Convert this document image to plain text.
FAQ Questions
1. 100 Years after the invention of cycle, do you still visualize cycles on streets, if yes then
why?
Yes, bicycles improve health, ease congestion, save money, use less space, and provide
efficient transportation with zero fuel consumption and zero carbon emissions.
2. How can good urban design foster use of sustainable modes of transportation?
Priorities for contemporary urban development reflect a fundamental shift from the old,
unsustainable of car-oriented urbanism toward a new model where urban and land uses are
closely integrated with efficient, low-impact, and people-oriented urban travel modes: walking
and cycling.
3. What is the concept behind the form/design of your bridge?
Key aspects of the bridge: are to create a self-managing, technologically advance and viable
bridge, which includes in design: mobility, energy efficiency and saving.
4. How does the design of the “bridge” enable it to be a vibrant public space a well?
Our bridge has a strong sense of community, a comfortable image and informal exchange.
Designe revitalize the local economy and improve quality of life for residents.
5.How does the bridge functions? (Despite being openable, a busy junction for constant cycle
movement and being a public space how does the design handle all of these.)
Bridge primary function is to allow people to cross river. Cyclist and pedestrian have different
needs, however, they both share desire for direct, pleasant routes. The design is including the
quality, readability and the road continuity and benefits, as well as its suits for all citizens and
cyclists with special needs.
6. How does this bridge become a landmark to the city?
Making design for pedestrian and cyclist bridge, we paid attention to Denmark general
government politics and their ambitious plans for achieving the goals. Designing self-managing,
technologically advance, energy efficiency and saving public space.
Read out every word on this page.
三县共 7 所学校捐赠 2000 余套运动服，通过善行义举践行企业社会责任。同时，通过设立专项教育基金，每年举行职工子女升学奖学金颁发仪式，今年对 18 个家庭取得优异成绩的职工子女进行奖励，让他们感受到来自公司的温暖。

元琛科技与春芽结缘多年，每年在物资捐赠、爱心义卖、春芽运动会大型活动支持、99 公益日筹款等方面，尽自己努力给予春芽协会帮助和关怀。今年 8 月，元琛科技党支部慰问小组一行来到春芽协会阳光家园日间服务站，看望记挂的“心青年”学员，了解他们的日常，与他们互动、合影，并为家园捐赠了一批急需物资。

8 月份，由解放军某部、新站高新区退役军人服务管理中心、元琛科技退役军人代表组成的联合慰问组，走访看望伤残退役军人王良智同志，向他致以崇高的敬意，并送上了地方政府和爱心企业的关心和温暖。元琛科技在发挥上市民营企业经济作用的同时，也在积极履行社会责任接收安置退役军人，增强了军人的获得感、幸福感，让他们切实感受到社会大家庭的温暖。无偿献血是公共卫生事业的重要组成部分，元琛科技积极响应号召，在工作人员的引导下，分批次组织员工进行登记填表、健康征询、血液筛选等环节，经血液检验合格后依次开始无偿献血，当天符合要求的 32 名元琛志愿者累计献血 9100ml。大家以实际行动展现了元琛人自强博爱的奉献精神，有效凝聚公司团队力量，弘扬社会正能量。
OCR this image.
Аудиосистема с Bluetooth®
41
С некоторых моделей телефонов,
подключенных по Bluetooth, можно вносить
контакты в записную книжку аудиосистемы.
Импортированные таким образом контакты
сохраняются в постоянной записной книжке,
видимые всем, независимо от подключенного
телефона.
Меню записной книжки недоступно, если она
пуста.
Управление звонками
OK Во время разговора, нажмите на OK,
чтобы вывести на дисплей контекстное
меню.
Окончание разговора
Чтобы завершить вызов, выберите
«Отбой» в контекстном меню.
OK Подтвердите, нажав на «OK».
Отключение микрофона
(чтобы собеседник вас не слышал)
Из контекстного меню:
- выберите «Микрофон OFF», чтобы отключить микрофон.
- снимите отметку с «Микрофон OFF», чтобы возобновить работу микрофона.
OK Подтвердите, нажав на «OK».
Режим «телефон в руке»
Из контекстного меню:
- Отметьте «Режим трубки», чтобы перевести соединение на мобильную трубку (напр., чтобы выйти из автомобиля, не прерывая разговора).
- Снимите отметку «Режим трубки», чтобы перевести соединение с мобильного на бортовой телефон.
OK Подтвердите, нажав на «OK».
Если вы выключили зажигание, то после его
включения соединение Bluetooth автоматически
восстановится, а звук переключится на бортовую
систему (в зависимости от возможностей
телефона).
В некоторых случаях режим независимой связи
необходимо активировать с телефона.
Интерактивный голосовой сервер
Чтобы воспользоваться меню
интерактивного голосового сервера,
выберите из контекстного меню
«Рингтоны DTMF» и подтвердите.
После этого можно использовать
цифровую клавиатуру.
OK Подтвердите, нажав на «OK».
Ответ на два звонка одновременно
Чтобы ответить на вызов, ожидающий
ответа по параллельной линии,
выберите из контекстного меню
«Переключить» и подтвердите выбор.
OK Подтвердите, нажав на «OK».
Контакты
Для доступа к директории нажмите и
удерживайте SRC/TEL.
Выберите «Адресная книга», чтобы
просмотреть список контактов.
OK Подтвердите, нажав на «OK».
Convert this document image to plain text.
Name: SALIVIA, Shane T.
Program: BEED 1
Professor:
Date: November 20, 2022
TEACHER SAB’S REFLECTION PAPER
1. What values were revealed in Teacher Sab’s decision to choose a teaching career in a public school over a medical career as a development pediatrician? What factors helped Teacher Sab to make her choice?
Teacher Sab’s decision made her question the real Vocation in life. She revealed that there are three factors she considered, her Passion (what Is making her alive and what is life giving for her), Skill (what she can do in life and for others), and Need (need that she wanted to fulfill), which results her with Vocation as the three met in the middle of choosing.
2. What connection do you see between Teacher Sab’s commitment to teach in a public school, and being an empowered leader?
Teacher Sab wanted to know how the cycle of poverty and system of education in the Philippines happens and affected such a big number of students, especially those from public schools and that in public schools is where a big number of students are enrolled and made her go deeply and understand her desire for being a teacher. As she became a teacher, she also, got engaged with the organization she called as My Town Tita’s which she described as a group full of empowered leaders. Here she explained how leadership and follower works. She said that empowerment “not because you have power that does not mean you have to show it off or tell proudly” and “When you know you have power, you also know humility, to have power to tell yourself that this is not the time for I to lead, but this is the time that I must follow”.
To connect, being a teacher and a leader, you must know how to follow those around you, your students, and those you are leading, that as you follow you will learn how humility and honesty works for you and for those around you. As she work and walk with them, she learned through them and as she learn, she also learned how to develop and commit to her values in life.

========

TASK OBJECTIVE>
Reproduce every line of the material above exactly.

TASK SOLUTION>
Convert this document image to plain text.
FAQ Questions
1. 100 Years after the invention of cycle, do you still visualize cycles on streets, if yes then
why?
Yes, bicycles improve health, ease congestion, save money, use less space, and provide
efficient transportation with zero fuel consumption and zero carbon emissions.
2. How can good urban design foster use of sustainable modes of transportation?
Priorities for contemporary urban development reflect a fundamental shift from the old,
unsustainable of car-oriented urbanism toward a new model where urban and land uses are
closely integrated with efficient, low-impact, and people-oriented urban travel modes: walking
and cycling.
3. What is the concept behind the form/design of your bridge?
Key aspects of the bridge: are to create a self-managing, technologically advance and viable
bridge, which includes in design: mobility, energy efficiency and saving.
4. How does the design of the “bridge” enable it to be a vibrant public space a well?
Our bridge has a strong sense of community, a comfortable image and informal exchange.
Designe revitalize the local economy and improve quality of life for residents.
5.How does the bridge functions? (Despite being openable, a busy junction for constant cycle
movement and being a public space how does the design handle all of these.)
Bridge primary function is to allow people to cross river. Cyclist and pedestrian have different
needs, however, they both share desire for direct, pleasant routes. The design is including the
quality, readability and the road continuity and benefits, as well as its suits for all citizens and
cyclists with special needs.
6. How does this bridge become a landmark to the city?
Making design for pedestrian and cyclist bridge, we paid attention to Denmark general
government politics and their ambitious plans for achieving the goals. Designing self-managing,
technologically advance, energy efficiency and saving public space.
Read out every word on this page.
三县共 7 所学校捐赠 2000 余套运动服，通过善行义举践行企业社会责任。同时，通过设立专项教育基金，每年举行职工子女升学奖学金颁发仪式，今年对 18 个家庭取得优异成绩的职工子女进行奖励，让他们感受到来自公司的温暖。

元琛科技与春芽结缘多年，每年在物资捐赠、爱心义卖、春芽运动会大型活动支持、99 公益日筹款等方面，尽自己努力给予春芽协会帮助和关怀。今年 8 月，元琛科技党支部慰问小组一行来到春芽协会阳光家园日间服务站，看望记挂的“心青年”学员，了解他们的日常，与他们互动、合影，并为家园捐赠了一批急需物资。

8 月份，由解放军某部、新站高新区退役军人服务管理中心、元琛科技退役军人代表组成的联合慰问组，走访看望伤残退役军人王良智同志，向他致以崇高的敬意，并送上了地方政府和爱心企业的关心和温暖。元琛科技在发挥上市民营企业经济作用的同时，也在积极履行社会责任接收安置退役军人，增强了军人的获得感、幸福感，让他们切实感受到社会大家庭的温暖。无偿献血是公共卫生事业的重要组成部分，元琛科技积极响应号召，在工作人员的引导下，分批次组织员工进行登记填表、健康征询、血液筛选等环节，经血液检验合格后依次开始无偿献血，当天符合要求的 32 名元琛志愿者累计献血 9100ml。大家以实际行动展现了元琛人自强博爱的奉献精神，有效凝聚公司团队力量，弘扬社会正能量。
OCR this image.
Аудиосистема с Bluetooth®
41
С некоторых моделей телефонов,
подключенных по Bluetooth, можно вносить
контакты в записную книжку аудиосистемы.
Импортированные таким образом контакты
сохраняются в постоянной записной книжке,
видимые всем, независимо от подключенного
телефона.
Меню записной книжки недоступно, если она
пуста.
Управление звонками
OK Во время разговора, нажмите на OK,
чтобы вывести на дисплей контекстное
меню.
Окончание разговора
Чтобы завершить вызов, выберите
«Отбой» в контекстном меню.
OK Подтвердите, нажав на «OK».
Отключение микрофона
(чтобы собеседник вас не слышал)
Из контекстного меню:
- выберите «Микрофон OFF», чтобы отключить микрофон.
- снимите отметку с «Микрофон OFF», чтобы возобновить работу микрофона.
OK Подтвердите, нажав на «OK».
Режим «телефон в руке»
Из контекстного меню:
- Отметьте «Режим трубки», чтобы перевести соединение на мобильную трубку (напр., чтобы выйти из автомобиля, не прерывая разговора).
- Снимите отметку «Режим трубки», чтобы перевести соединение с мобильного на бортовой телефон.
OK Подтвердите, нажав на «OK».
Если вы выключили зажигание, то после его
включения соединение Bluetooth автоматически
восстановится, а звук переключится на бортовую
систему (в зависимости от возможностей
телефона).
В некоторых случаях режим независимой связи
необходимо активировать с телефона.
Интерактивный голосовой сервер
Чтобы воспользоваться меню
интерактивного голосового сервера,
выберите из контекстного меню
«Рингтоны DTMF» и подтвердите.
После этого можно использовать
цифровую клавиатуру.
OK Подтвердите, нажав на «OK».
Ответ на два звонка одновременно
Чтобы ответить на вызов, ожидающий
ответа по параллельной линии,
выберите из контекстного меню
«Переключить» и подтвердите выбор.
OK Подтвердите, нажав на «OK».
Контакты
Для доступа к директории нажмите и
удерживайте SRC/TEL.
Выберите «Адресная книга», чтобы
просмотреть список контактов.
OK Подтвердите, нажав на «OK».
Convert this document image to plain text.
Name: SALIVIA, Shane T.
Program: BEED 1
Professor:
Date: November 20, 2022
TEACHER SAB’S REFLECTION PAPER
1. What values were revealed in Teacher Sab’s decision to choose a teaching career in a public school over a medical career as a development pediatrician? What factors helped Teacher Sab to make her choice?
Teacher Sab’s decision made her question the real Vocation in life. She revealed that there are three factors she considered, her Passion (what Is making her alive and what is life giving for her), Skill (what she can do in life and for others), and Need (need that she wanted to fulfill), which results her with Vocation as the three met in the middle of choosing.
2. What connection do you see between Teacher Sab’s commitment to teach in a public school, and being an empowered leader?
Teacher Sab wanted to know how the cycle of poverty and system of education in the Philippines happens and affected such a big number of students, especially those from public schools and that in public schools is where a big number of students are enrolled and made her go deeply and understand her desire for being a teacher. As she became a teacher, she also, got engaged with the organization she called as My Town Tita’s which she described as a group full of empowered leaders. Here she explained how leadership and follower works. She said that empowerment “not because you have power that does not mean you have to show it off or tell proudly” and “When you know you have power, you also know humility, to have power to tell yourself that this is not the time for I to lead, but this is the time that I must follow”.
To connect, being a teacher and a leader, you must know how to follow those around you, your students, and those you are leading, that as you follow you will learn how humility and honesty works for you and for those around you. As she work and walk with them, she learned through them and as she learn, she also learned how to develop and commit to her values in life.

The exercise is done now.